» **Document**:
◇ ◇ ◇ ◇ ◇
HC Deb 03 February 1948 vol 446 cc1765-76

Motion made, and Question proposed, "That this House do now adjourn."—[Mr. Snow.]

10.0 p.m.

Mr. Dye (Norfolk, South Western)

I desire to bring before the House a matter of some importance, namely, irregularities in the control of prisoner-of-war labour amounting to corruption and what, in my opinion, is the unjust dismissal of one of the labour officers whose action brought the irregularities to the notice of the Norfolk Agriculture Executive Committee.

I regret having to bring this matter before the House tonight, but I have by Questions in this House on 15th and 18th December, and by conversation and correspondence with my right hon. Friend the Minister of Agriculture, endeavoured to obtain a satisfactory settlement. I also regret that my right hon. Friend is not present tonight to reply to what I have to say. I notice that my hon. Friend the Parliamentary Secretary is present. He will, I know, give careful attention to what is said. I trust he will not be bound unnecessarily by what has been prepared for him, but that he will be able to use his own judgment. What I am asking him to do is to assure the House that all the irregularities have been brought to an end and that Mr. Pegler, the official to whom I have referred, is reinstated pending some further impartial inquiry into the responsibility for what has taken place.

It is not surprising that trouble should arise when it is remembered that something like 250,000 prisoners of war have been employed in agriculture during the past three years. They have come under the control of officials—a perfect bureaucracy. It is true that there are committees, but their actions are shrouded in secrecy. The surprising thing is that the system should have survived so long after the war. These prisoners are virtually slaves. They are sent hither and thither by the officials, according to the demands of the farmers, and they cannot complain. They have no interest in what they do and no organisation to speak for them. That makes it all the more necessary to guard against corruption in their use and administration.

It transpired that one official had used prisoner-of-war labour for the repair and redecoration of his home and that another, several weeks later, had used similar labour for the cultivation of his garden, all without payment. The prisoners were conveyed from the camps concerned in vehicles belonging to the committee, and booked out in one of the working gangs engaged in piece-work jobs. The assistant labour officer who got this labour for nothing could not have done so without assistance of other officials, or by implicating others working under him. Much more important, however, is the way it was possible for some farmers to receive prisoners for work on piece-work rates and put them to other work for which no account was or could be rendered. It was also possible to get the prisoners mixed up with other labour on the farms so that it was impossible to measure up the actual work they had done. Had these prisoners gone out on day rates, and the full charge had been made, no such irregularities could have taken place. But the system whereby the supervisors could make bargains with farmers on an acreage basis opened the door to all kinds of abuse. For example, some farmers would get all the prisoner-of-war labour that they wanted, while others had to go short. I drew the attention of the Minister to these practices in my letter to him of 18th December and I mentioned two large farms where it had been going on.
◇ ◇ ◇ ◇ ◇
» **Data excerpts**:
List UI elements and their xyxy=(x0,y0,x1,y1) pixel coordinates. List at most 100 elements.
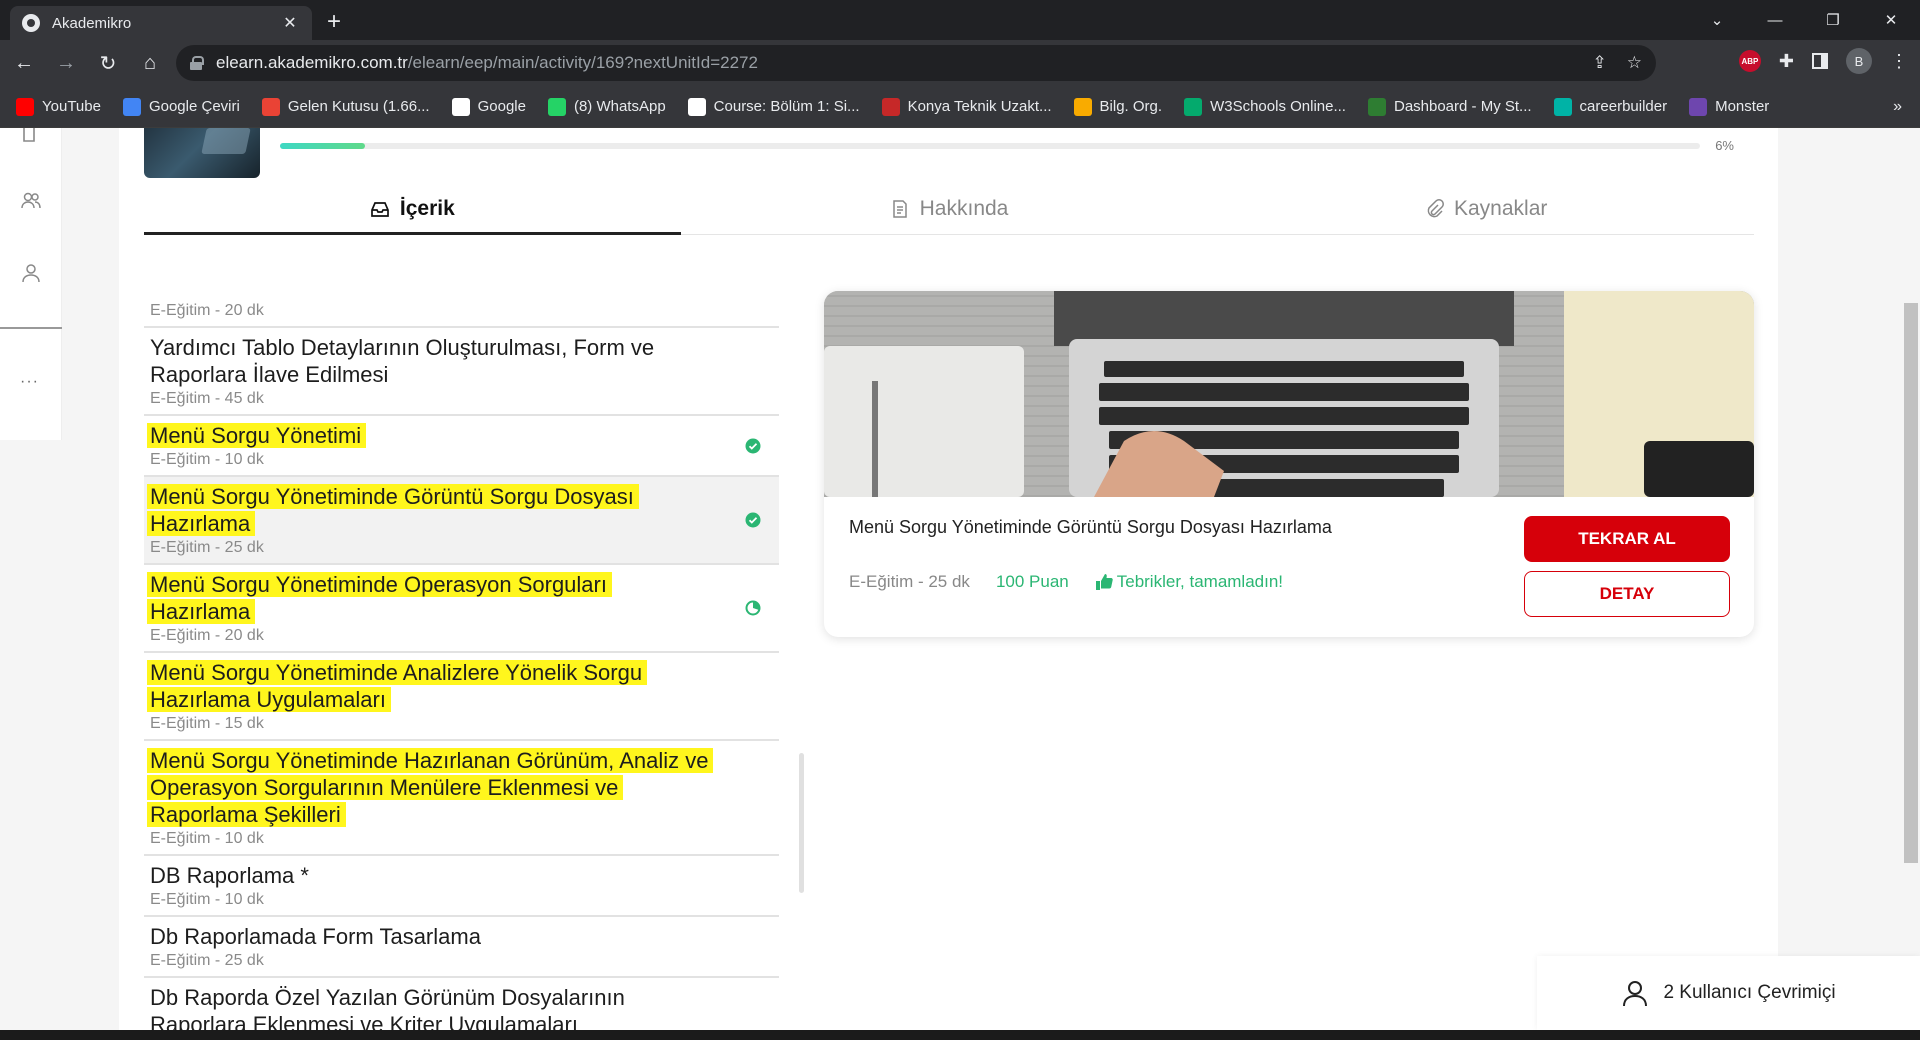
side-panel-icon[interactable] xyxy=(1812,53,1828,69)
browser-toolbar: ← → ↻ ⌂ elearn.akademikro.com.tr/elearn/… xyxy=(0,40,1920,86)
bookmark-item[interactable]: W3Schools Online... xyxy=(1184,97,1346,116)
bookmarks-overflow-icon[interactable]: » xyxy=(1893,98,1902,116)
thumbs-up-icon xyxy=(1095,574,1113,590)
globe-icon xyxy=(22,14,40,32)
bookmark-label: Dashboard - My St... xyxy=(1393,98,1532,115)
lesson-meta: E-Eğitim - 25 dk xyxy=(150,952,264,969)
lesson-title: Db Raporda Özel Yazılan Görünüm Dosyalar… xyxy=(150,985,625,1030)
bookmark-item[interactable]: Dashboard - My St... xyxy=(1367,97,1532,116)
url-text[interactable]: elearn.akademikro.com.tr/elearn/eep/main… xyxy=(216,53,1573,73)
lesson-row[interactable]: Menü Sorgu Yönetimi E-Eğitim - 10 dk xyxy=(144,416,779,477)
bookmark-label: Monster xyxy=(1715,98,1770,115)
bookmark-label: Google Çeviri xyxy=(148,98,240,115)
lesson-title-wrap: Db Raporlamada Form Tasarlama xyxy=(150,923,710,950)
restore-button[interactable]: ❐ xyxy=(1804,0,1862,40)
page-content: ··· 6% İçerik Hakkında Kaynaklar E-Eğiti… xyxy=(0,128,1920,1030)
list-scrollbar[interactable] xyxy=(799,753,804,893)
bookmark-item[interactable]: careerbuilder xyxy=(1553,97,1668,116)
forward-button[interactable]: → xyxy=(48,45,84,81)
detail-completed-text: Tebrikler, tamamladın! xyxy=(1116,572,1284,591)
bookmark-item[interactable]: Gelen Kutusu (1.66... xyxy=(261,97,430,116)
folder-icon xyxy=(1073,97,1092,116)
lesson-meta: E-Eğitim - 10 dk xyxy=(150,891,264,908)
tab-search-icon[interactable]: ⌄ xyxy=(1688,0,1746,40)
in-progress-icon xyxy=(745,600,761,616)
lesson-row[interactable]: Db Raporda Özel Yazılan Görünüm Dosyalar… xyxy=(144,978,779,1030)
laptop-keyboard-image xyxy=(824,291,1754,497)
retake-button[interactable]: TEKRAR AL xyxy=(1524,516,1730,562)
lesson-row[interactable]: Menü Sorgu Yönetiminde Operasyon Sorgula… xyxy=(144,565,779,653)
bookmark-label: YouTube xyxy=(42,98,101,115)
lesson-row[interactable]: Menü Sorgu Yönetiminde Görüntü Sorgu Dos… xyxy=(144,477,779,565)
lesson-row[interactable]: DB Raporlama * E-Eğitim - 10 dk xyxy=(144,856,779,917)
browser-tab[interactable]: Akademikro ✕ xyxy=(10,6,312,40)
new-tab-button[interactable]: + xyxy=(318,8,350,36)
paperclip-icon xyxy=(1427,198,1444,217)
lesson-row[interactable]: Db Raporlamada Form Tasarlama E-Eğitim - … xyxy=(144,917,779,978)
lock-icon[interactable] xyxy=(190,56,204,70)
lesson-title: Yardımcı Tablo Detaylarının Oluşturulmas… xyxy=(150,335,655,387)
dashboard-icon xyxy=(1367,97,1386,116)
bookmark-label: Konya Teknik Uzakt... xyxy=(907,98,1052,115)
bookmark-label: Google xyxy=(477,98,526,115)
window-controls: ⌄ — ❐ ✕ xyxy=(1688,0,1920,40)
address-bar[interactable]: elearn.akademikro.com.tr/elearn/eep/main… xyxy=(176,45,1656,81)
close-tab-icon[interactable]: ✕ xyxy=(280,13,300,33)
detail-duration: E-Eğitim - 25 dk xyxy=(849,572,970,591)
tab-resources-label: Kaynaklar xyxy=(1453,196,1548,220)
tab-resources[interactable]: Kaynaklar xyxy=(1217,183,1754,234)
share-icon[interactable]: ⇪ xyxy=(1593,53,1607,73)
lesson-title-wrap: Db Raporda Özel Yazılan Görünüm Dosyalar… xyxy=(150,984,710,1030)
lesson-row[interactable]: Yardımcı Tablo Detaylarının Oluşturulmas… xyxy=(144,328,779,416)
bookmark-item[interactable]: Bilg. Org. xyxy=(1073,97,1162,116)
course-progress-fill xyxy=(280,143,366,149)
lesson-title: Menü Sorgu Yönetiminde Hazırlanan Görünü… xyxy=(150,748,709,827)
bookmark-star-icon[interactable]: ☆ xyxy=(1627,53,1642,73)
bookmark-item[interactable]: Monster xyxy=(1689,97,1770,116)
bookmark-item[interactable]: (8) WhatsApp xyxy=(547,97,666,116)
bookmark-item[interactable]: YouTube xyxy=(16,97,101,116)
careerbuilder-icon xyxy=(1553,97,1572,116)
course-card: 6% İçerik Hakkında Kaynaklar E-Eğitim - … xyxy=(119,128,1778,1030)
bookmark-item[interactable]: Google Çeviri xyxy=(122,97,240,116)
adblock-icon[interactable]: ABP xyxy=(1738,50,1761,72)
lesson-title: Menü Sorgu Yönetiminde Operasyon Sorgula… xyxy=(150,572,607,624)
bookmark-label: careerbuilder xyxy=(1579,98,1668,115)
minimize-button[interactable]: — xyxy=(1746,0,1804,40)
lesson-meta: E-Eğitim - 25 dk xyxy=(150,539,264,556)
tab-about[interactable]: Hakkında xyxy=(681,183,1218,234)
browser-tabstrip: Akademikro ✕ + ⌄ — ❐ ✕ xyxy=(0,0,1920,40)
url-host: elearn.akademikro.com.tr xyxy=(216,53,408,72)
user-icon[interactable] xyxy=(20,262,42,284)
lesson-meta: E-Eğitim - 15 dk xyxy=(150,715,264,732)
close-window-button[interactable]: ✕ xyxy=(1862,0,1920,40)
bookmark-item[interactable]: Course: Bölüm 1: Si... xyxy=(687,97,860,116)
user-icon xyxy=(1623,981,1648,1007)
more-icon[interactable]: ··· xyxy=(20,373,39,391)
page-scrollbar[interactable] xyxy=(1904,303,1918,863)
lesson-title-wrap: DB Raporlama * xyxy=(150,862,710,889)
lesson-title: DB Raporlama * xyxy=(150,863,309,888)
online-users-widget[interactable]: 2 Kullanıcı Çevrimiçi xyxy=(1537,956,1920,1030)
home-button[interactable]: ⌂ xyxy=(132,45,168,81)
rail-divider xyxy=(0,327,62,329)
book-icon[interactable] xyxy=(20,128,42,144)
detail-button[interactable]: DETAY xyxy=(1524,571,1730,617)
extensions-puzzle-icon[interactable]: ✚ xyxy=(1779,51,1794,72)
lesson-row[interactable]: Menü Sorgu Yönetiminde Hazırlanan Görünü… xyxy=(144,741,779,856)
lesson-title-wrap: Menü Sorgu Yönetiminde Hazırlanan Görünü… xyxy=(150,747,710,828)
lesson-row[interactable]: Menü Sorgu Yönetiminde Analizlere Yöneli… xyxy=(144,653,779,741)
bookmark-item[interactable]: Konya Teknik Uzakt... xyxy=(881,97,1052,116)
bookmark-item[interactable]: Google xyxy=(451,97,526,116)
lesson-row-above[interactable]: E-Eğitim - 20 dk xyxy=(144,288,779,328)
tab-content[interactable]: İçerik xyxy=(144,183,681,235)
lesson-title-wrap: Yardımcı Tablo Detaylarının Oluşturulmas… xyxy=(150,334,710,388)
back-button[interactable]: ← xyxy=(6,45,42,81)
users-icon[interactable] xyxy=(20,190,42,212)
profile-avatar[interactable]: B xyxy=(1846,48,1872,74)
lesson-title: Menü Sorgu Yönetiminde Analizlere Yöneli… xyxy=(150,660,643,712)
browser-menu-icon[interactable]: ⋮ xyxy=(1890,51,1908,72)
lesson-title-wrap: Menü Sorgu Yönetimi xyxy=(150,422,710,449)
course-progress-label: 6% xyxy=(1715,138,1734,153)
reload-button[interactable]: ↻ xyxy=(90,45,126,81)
◇ ◇ ◇ ◇ ◇
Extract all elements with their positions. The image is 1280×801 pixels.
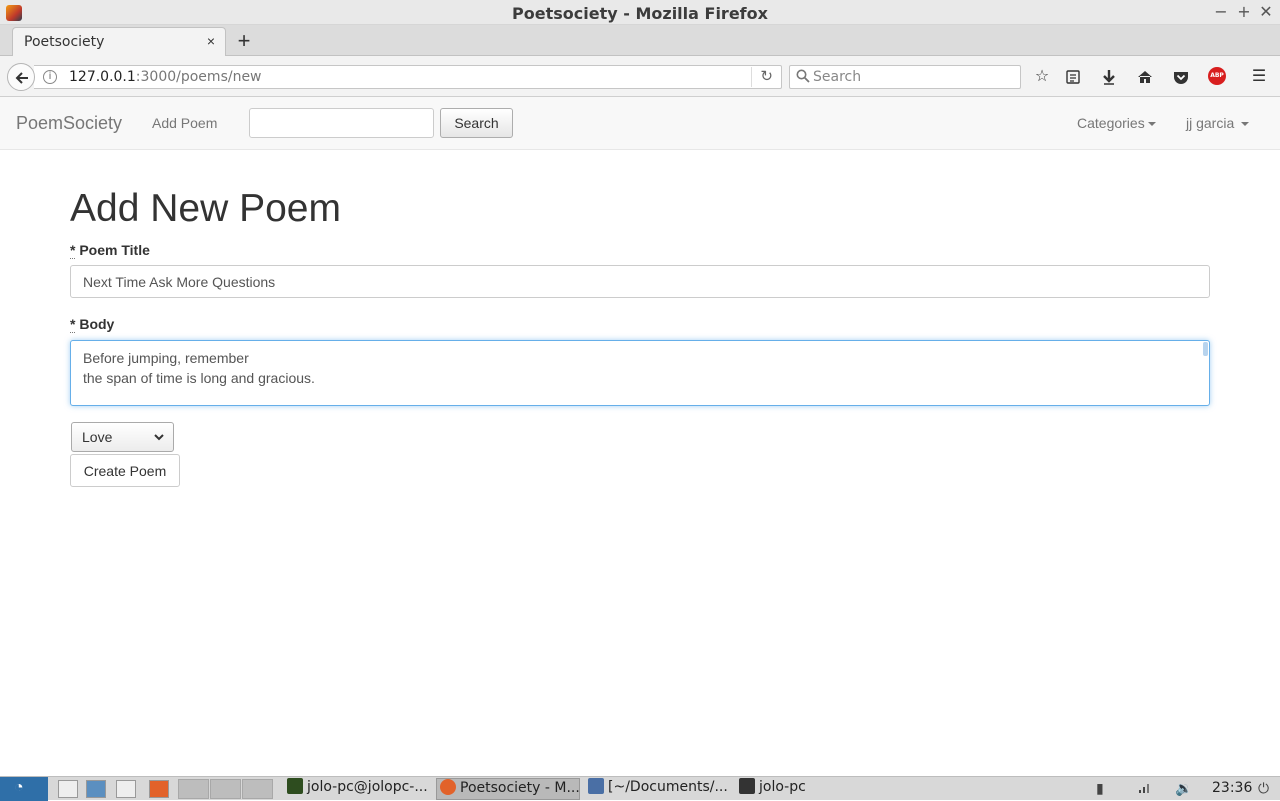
◇ ◇ ◇ ◇ ◇
» **Brief**: Resume the 1948 Commons speech on prisoner-of-war labour on Norfolk farms, carrying it on from its last sentence. The items are taken from a different source.

» **Answer for the task**:
The Committee's vehicles have been used for private purposes day and night, some officials always having an abundance of petrol coupons. So far, I have not received the slightest indication that these practices have been stopped. These abuses have been the subject of common talk for some time. Indeed, they were known to exist by members of the Agricultural Executive Committee; but as one member said to me, "We cannot put our finger on the actual spot because those who know would not come forward with the evidence." These abuses were also known and disliked by many of the labour officers in charge of the camps and supervisors in charge of the gangs. Because they wanted to stop this practice, a meeting of 11 officials took place at the Cockley Cley Camp on 30th October.

I cannot understand why the Committee, knowing as they did that irregularities were being talked about, did not even take their officials into their confidence. The difficulty that confronted these lesser officials was that they did not know how many of their superiors were implicated in these matters or were receiving benefits in some form or another from the farmers who were receiving favourable teatment. Nevertheless, it was agreed that Mr. Pegler should make a report to the chief labour officer for Norfolk or to the executive officer. In an effort to protect himself against any possible retaliatory action on the part of his superiors, he came to me, as the Member for the Division, so that I would be informed of what was taking place. He urged, however, that I should take no immediate action, but should let him make his report so that the matter could be dealt with locally through the Committee. It subsequently proved that their fears were well founded, and so it is that I find myself pleading the cause of an honest man who has been victimised for doing what his workmates asked him to do in the interests of the country.

What did the Norfolk War Agricultural Executive Committee do when Mr. Pegler's report came before them? They got three of their members together with the three chief officials to hold an inquiry at King's Lynn on 24th November. Mr. Pegler was asked to attend and to give evidence. At no time was he treated in any other way except as a witness. He was questioned by members of the Committee and the officials. He was only present when giving evidence or answering questions. At no time was any charge made against him. In fact, the only charge that could have been made against him was that he did not take effective steps earlier to report his superior officers to the Committee for breaches of conduct. In no way did he benefit by what had happened. He had in fact made earlier attempts without success to see the chief labour officer. When eventually he was successful in fixing an appointment with the chief labour officer, that official informed the assistant labour officer who immediately went to see him and attempted to persuade him not to make the report.

The assistant labour officer was present all the time and could speak in his own defence. The chief labour officer was also present and to all intents and purposes, he was part of the committee of inquiry; yet he was the responsible officer for the administration of prisoner-of-war labour, and such irregularities as had taken place over the past two years revealed his inefficiency. He knew that his assistant labour officer in West Norfolk was having the use of prisoner-of-war labour and he ought to have taken steps to see that he paid for it properly. There is, however, the point that prisoner-of- war labour should only have been supplied for agricultural work. The decoration of houses and private gardening does not come within that category. Therefore, when the chief labour officer acquiesced in his assistant's action in having prisoners, he was already breaking the rules laid down by the Ministry. His part in the proceedings, therefore, cast a doubt on the validity of the so-called court of inquiry.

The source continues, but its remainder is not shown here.